- WRITTEN EXERCISE:
Extract all of the entries and set them down verbatim.

- RECORDS PROVIDED:
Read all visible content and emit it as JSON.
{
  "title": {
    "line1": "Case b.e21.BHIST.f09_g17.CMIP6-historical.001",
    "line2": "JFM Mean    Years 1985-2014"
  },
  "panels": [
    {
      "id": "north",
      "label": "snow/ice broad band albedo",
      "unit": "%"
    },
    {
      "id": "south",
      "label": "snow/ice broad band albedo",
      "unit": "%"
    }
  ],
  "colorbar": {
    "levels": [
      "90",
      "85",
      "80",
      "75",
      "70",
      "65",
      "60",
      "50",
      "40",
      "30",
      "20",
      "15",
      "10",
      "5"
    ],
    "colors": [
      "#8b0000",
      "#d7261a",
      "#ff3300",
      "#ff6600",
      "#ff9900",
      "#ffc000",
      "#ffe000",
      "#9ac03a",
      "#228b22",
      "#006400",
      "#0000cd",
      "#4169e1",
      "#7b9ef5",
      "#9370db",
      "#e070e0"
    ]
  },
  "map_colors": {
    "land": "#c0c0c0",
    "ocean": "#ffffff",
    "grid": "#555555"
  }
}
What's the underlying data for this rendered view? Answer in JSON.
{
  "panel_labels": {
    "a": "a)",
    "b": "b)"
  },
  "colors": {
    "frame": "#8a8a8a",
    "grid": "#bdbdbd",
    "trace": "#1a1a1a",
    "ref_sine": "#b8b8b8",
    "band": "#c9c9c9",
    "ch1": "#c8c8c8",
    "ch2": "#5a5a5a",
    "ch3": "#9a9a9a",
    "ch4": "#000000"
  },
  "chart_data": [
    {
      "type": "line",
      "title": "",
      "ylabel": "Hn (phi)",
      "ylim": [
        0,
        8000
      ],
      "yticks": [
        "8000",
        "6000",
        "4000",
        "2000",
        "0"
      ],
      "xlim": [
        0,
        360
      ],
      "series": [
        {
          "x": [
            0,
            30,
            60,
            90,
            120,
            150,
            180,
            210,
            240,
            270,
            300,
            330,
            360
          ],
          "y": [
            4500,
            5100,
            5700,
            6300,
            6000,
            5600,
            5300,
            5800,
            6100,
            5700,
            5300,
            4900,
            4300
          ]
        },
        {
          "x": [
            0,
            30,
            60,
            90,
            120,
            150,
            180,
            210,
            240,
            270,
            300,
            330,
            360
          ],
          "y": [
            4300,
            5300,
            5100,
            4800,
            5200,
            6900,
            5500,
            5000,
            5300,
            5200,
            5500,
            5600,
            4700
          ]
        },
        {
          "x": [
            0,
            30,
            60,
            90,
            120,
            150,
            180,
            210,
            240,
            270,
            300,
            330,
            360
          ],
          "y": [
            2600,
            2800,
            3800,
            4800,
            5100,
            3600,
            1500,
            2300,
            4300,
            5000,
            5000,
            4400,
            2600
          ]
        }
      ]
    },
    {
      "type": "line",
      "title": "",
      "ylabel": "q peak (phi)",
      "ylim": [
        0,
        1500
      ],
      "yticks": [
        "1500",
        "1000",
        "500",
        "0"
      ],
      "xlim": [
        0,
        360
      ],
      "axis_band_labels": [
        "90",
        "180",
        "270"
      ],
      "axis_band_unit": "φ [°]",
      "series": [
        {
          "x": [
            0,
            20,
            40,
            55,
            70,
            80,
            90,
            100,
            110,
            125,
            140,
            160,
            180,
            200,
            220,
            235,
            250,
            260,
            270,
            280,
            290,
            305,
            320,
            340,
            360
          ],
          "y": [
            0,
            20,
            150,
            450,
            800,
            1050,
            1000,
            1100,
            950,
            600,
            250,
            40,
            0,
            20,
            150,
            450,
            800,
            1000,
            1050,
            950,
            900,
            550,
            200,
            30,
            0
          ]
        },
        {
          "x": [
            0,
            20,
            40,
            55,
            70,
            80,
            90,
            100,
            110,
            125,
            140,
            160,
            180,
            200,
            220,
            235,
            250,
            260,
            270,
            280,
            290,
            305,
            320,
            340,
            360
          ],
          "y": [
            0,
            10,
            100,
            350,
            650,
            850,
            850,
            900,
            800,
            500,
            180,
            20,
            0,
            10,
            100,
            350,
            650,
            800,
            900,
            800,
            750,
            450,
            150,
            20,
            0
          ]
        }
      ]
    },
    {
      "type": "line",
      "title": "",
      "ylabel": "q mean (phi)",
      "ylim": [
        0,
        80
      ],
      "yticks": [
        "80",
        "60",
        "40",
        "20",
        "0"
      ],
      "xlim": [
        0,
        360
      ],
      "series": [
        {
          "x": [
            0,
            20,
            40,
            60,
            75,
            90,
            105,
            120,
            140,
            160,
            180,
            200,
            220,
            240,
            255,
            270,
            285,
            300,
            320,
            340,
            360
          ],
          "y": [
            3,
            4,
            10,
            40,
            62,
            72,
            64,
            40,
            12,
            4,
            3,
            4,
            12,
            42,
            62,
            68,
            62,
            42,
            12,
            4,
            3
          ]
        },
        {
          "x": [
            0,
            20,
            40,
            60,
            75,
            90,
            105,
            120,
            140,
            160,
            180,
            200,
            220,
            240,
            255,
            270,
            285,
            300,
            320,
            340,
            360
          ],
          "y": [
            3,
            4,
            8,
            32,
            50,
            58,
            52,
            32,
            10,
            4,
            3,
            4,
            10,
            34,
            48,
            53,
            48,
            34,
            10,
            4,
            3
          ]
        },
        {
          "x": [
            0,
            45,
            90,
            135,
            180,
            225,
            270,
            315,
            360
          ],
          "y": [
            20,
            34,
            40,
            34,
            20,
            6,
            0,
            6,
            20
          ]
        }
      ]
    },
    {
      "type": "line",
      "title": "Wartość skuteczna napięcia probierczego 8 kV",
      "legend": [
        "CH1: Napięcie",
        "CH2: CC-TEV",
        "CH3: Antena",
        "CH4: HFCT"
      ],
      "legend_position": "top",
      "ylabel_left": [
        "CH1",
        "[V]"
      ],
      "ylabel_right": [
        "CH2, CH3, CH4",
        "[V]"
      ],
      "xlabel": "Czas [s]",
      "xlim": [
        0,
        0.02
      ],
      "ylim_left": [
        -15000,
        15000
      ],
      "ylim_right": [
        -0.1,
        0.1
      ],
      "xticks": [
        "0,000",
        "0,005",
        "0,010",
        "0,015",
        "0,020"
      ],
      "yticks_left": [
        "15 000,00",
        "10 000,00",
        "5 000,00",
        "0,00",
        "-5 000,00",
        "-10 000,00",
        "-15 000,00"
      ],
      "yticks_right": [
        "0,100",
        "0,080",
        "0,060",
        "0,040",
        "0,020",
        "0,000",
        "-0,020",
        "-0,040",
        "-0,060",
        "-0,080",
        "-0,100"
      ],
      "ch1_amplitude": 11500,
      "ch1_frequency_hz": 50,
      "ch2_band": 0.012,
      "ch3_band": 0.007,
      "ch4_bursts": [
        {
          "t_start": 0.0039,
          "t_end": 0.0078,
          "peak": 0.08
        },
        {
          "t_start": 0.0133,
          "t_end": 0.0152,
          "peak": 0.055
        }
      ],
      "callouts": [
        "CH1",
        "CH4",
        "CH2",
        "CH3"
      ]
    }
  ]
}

- CORRECT OUTPUT:
Read all visible content and emit it as JSON.
{
  "title": {
    "line1": "Case b.e21.BHIST.f09_g17.CMIP6-historical.001",
    "line2": "JFM Mean    Years 1985-2014"
  },
  "panels": [
    {
      "id": "north",
      "label": "snow/ice broad band albedo",
      "unit": "%"
    },
    {
      "id": "south",
      "label": "snow/ice broad band albedo",
      "unit": "%"
    }
  ],
  "colorbar": {
    "levels": [
      "90",
      "85",
      "80",
      "75",
      "70",
      "65",
      "60",
      "50",
      "40",
      "30",
      "20",
      "15",
      "10",
      "5"
    ],
    "colors": [
      "#8b0000",
      "#d7261a",
      "#ff3300",
      "#ff6600",
      "#ff9900",
      "#ffc000",
      "#ffe000",
      "#9ac03a",
      "#228b22",
      "#006400",
      "#0000cd",
      "#4169e1",
      "#7b9ef5",
      "#9370db",
      "#e070e0"
    ]
  },
  "map_colors": {
    "land": "#c0c0c0",
    "ocean": "#ffffff",
    "grid": "#555555"
  }
}
What's the underlying data for this rendered view? Answer in JSON.
{
  "panel_labels": {
    "a": "a)",
    "b": "b)"
  },
  "colors": {
    "frame": "#8a8a8a",
    "grid": "#bdbdbd",
    "trace": "#1a1a1a",
    "ref_sine": "#b8b8b8",
    "band": "#c9c9c9",
    "ch1": "#c8c8c8",
    "ch2": "#5a5a5a",
    "ch3": "#9a9a9a",
    "ch4": "#000000"
  },
  "chart_data": [
    {
      "type": "line",
      "title": "",
      "ylabel": "Hn (phi)",
      "ylim": [
        0,
        8000
      ],
      "yticks": [
        "8000",
        "6000",
        "4000",
        "2000",
        "0"
      ],
      "xlim": [
        0,
        360
      ],
      "series": [
        {
          "x": [
            0,
            30,
            60,
            90,
            120,
            150,
            180,
            210,
            240,
            270,
            300,
            330,
            360
          ],
          "y": [
            4500,
            5100,
            5700,
            6300,
            6000,
            5600,
            5300,
            5800,
            6100,
            5700,
            5300,
            4900,
            4300
          ]
        },
        {
          "x": [
            0,
            30,
            60,
            90,
            120,
            150,
            180,
            210,
            240,
            270,
            300,
            330,
            360
          ],
          "y": [
            4300,
            5300,
            5100,
            4800,
            5200,
            6900,
            5500,
            5000,
            5300,
            5200,
            5500,
            5600,
            4700
          ]
        },
        {
          "x": [
            0,
            30,
            60,
            90,
            120,
            150,
            180,
            210,
            240,
            270,
            300,
            330,
            360
          ],
          "y": [
            2600,
            2800,
            3800,
            4800,
            5100,
            3600,
            1500,
            2300,
            4300,
            5000,
            5000,
            4400,
            2600
          ]
        }
      ]
    },
    {
      "type": "line",
      "title": "",
      "ylabel": "q peak (phi)",
      "ylim": [
        0,
        1500
      ],
      "yticks": [
        "1500",
        "1000",
        "500",
        "0"
      ],
      "xlim": [
        0,
        360
      ],
      "axis_band_labels": [
        "90",
        "180",
        "270"
      ],
      "axis_band_unit": "φ [°]",
      "series": [
        {
          "x": [
            0,
            20,
            40,
            55,
            70,
            80,
            90,
            100,
            110,
            125,
            140,
            160,
            180,
            200,
            220,
            235,
            250,
            260,
            270,
            280,
            290,
            305,
            320,
            340,
            360
          ],
          "y": [
            0,
            20,
            150,
            450,
            800,
            1050,
            1000,
            1100,
            950,
            600,
            250,
            40,
            0,
            20,
            150,
            450,
            800,
            1000,
            1050,
            950,
            900,
            550,
            200,
            30,
            0
          ]
        },
        {
          "x": [
            0,
            20,
            40,
            55,
            70,
            80,
            90,
            100,
            110,
            125,
            140,
            160,
            180,
            200,
            220,
            235,
            250,
            260,
            270,
            280,
            290,
            305,
            320,
            340,
            360
          ],
          "y": [
            0,
            10,
            100,
            350,
            650,
            850,
            850,
            900,
            800,
            500,
            180,
            20,
            0,
            10,
            100,
            350,
            650,
            800,
            900,
            800,
            750,
            450,
            150,
            20,
            0
          ]
        }
      ]
    },
    {
      "type": "line",
      "title": "",
      "ylabel": "q mean (phi)",
      "ylim": [
        0,
        80
      ],
      "yticks": [
        "80",
        "60",
        "40",
        "20",
        "0"
      ],
      "xlim": [
        0,
        360
      ],
      "series": [
        {
          "x": [
            0,
            20,
            40,
            60,
            75,
            90,
            105,
            120,
            140,
            160,
            180,
            200,
            220,
            240,
            255,
            270,
            285,
            300,
            320,
            340,
            360
          ],
          "y": [
            3,
            4,
            10,
            40,
            62,
            72,
            64,
            40,
            12,
            4,
            3,
            4,
            12,
            42,
            62,
            68,
            62,
            42,
            12,
            4,
            3
          ]
        },
        {
          "x": [
            0,
            20,
            40,
            60,
            75,
            90,
            105,
            120,
            140,
            160,
            180,
            200,
            220,
            240,
            255,
            270,
            285,
            300,
            320,
            340,
            360
          ],
          "y": [
            3,
            4,
            8,
            32,
            50,
            58,
            52,
            32,
            10,
            4,
            3,
            4,
            10,
            34,
            48,
            53,
            48,
            34,
            10,
            4,
            3
          ]
        },
        {
          "x": [
            0,
            45,
            90,
            135,
            180,
            225,
            270,
            315,
            360
          ],
          "y": [
            20,
            34,
            40,
            34,
            20,
            6,
            0,
            6,
            20
          ]
        }
      ]
    },
    {
      "type": "line",
      "title": "Wartość skuteczna napięcia probierczego 8 kV",
      "legend": [
        "CH1: Napięcie",
        "CH2: CC-TEV",
        "CH3: Antena",
        "CH4: HFCT"
      ],
      "legend_position": "top",
      "ylabel_left": [
        "CH1",
        "[V]"
      ],
      "ylabel_right": [
        "CH2, CH3, CH4",
        "[V]"
      ],
      "xlabel": "Czas [s]",
      "xlim": [
        0,
        0.02
      ],
      "ylim_left": [
        -15000,
        15000
      ],
      "ylim_right": [
        -0.1,
        0.1
      ],
      "xticks": [
        "0,000",
        "0,005",
        "0,010",
        "0,015",
        "0,020"
      ],
      "yticks_left": [
        "15 000,00",
        "10 000,00",
        "5 000,00",
        "0,00",
        "-5 000,00",
        "-10 000,00",
        "-15 000,00"
      ],
      "yticks_right": [
        "0,100",
        "0,080",
        "0,060",
        "0,040",
        "0,020",
        "0,000",
        "-0,020",
        "-0,040",
        "-0,060",
        "-0,080",
        "-0,100"
      ],
      "ch1_amplitude": 11500,
      "ch1_frequency_hz": 50,
      "ch2_band": 0.012,
      "ch3_band": 0.007,
      "ch4_bursts": [
        {
          "t_start": 0.0039,
          "t_end": 0.0078,
          "peak": 0.08
        },
        {
          "t_start": 0.0133,
          "t_end": 0.0152,
          "peak": 0.055
        }
      ],
      "callouts": [
        "CH1",
        "CH4",
        "CH2",
        "CH3"
      ]
    }
  ]
}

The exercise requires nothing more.